> **EXERCISE BRIEF**: Make an exact copy of all the entries below, with the pictures left out.

> **EXTRACTED MATERIAL**:

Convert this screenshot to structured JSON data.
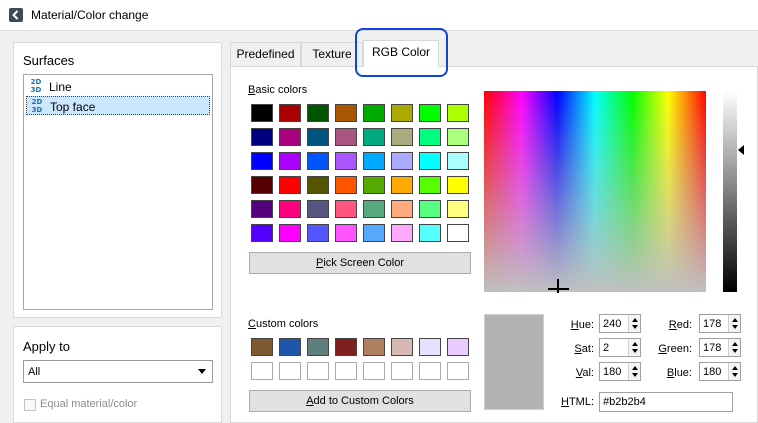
{
  "window": {
    "title": "Material/Color change",
    "icon": "back-arrow-icon"
  },
  "surfaces": {
    "heading": "Surfaces",
    "items": [
      {
        "icon_text": "2D 3D",
        "label": "Line",
        "selected": false
      },
      {
        "icon_text": "2D 3D",
        "label": "Top face",
        "selected": true
      }
    ]
  },
  "apply": {
    "heading": "Apply to",
    "select_value": "All",
    "checkbox_label": "Equal material/color",
    "checkbox_checked": false
  },
  "tabs": [
    {
      "label": "Predefined",
      "active": false
    },
    {
      "label": "Texture",
      "active": false
    },
    {
      "label": "RGB Color",
      "active": true
    }
  ],
  "rgb": {
    "basic_colors_label": "Basic colors",
    "basic_colors": [
      [
        "#000000",
        "#aa0000",
        "#005500",
        "#aa5500",
        "#00aa00",
        "#aaaa00",
        "#00ff00",
        "#aaff00"
      ],
      [
        "#00007f",
        "#aa007f",
        "#00557f",
        "#aa557f",
        "#00aa7f",
        "#aaaa7f",
        "#00ff7f",
        "#aaff7f"
      ],
      [
        "#0000ff",
        "#aa00ff",
        "#0055ff",
        "#aa55ff",
        "#00aaff",
        "#aaaaff",
        "#00ffff",
        "#aaffff"
      ],
      [
        "#550000",
        "#ff0000",
        "#555500",
        "#ff5500",
        "#55aa00",
        "#ffaa00",
        "#55ff00",
        "#ffff00"
      ],
      [
        "#55007f",
        "#ff007f",
        "#55557f",
        "#ff557f",
        "#55aa7f",
        "#ffaa7f",
        "#55ff7f",
        "#ffff7f"
      ],
      [
        "#5500ff",
        "#ff00ff",
        "#5555ff",
        "#ff55ff",
        "#55aaff",
        "#ffaaff",
        "#55ffff",
        "#ffffff"
      ]
    ],
    "pick_screen_label": "Pick Screen Color",
    "custom_colors_label": "Custom colors",
    "custom_colors": [
      [
        "#7f5a2e",
        "#1f55aa",
        "#5f7f7f",
        "#7f1f1f",
        "#b07f60",
        "#d8b8b2",
        "#e8e0ff",
        "#e8ccff"
      ],
      [
        "#ffffff",
        "#ffffff",
        "#ffffff",
        "#ffffff",
        "#ffffff",
        "#ffffff",
        "#ffffff",
        "#ffffff"
      ]
    ],
    "add_custom_label": "Add to Custom Colors",
    "preview_color": "#b2b2b4",
    "fields": {
      "hue_label": "Hue:",
      "hue": "240",
      "sat_label": "Sat:",
      "sat": "2",
      "val_label": "Val:",
      "val": "180",
      "red_label": "Red:",
      "red": "178",
      "green_label": "Green:",
      "green": "178",
      "blue_label": "Blue:",
      "blue": "180",
      "html_label": "HTML:",
      "html": "#b2b2b4"
    }
  },
  "colors": {
    "highlight": "#1144dd",
    "selection": "#cce8ff"
  }
}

> **ANSWER TO THIS EXERCISE**:
Convert this screenshot to structured JSON data.
{
  "window": {
    "title": "Material/Color change",
    "icon": "back-arrow-icon"
  },
  "surfaces": {
    "heading": "Surfaces",
    "items": [
      {
        "icon_text": "2D 3D",
        "label": "Line",
        "selected": false
      },
      {
        "icon_text": "2D 3D",
        "label": "Top face",
        "selected": true
      }
    ]
  },
  "apply": {
    "heading": "Apply to",
    "select_value": "All",
    "checkbox_label": "Equal material/color",
    "checkbox_checked": false
  },
  "tabs": [
    {
      "label": "Predefined",
      "active": false
    },
    {
      "label": "Texture",
      "active": false
    },
    {
      "label": "RGB Color",
      "active": true
    }
  ],
  "rgb": {
    "basic_colors_label": "Basic colors",
    "basic_colors": [
      [
        "#000000",
        "#aa0000",
        "#005500",
        "#aa5500",
        "#00aa00",
        "#aaaa00",
        "#00ff00",
        "#aaff00"
      ],
      [
        "#00007f",
        "#aa007f",
        "#00557f",
        "#aa557f",
        "#00aa7f",
        "#aaaa7f",
        "#00ff7f",
        "#aaff7f"
      ],
      [
        "#0000ff",
        "#aa00ff",
        "#0055ff",
        "#aa55ff",
        "#00aaff",
        "#aaaaff",
        "#00ffff",
        "#aaffff"
      ],
      [
        "#550000",
        "#ff0000",
        "#555500",
        "#ff5500",
        "#55aa00",
        "#ffaa00",
        "#55ff00",
        "#ffff00"
      ],
      [
        "#55007f",
        "#ff007f",
        "#55557f",
        "#ff557f",
        "#55aa7f",
        "#ffaa7f",
        "#55ff7f",
        "#ffff7f"
      ],
      [
        "#5500ff",
        "#ff00ff",
        "#5555ff",
        "#ff55ff",
        "#55aaff",
        "#ffaaff",
        "#55ffff",
        "#ffffff"
      ]
    ],
    "pick_screen_label": "Pick Screen Color",
    "custom_colors_label": "Custom colors",
    "custom_colors": [
      [
        "#7f5a2e",
        "#1f55aa",
        "#5f7f7f",
        "#7f1f1f",
        "#b07f60",
        "#d8b8b2",
        "#e8e0ff",
        "#e8ccff"
      ],
      [
        "#ffffff",
        "#ffffff",
        "#ffffff",
        "#ffffff",
        "#ffffff",
        "#ffffff",
        "#ffffff",
        "#ffffff"
      ]
    ],
    "add_custom_label": "Add to Custom Colors",
    "preview_color": "#b2b2b4",
    "fields": {
      "hue_label": "Hue:",
      "hue": "240",
      "sat_label": "Sat:",
      "sat": "2",
      "val_label": "Val:",
      "val": "180",
      "red_label": "Red:",
      "red": "178",
      "green_label": "Green:",
      "green": "178",
      "blue_label": "Blue:",
      "blue": "180",
      "html_label": "HTML:",
      "html": "#b2b2b4"
    }
  },
  "colors": {
    "highlight": "#1144dd",
    "selection": "#cce8ff"
  }
}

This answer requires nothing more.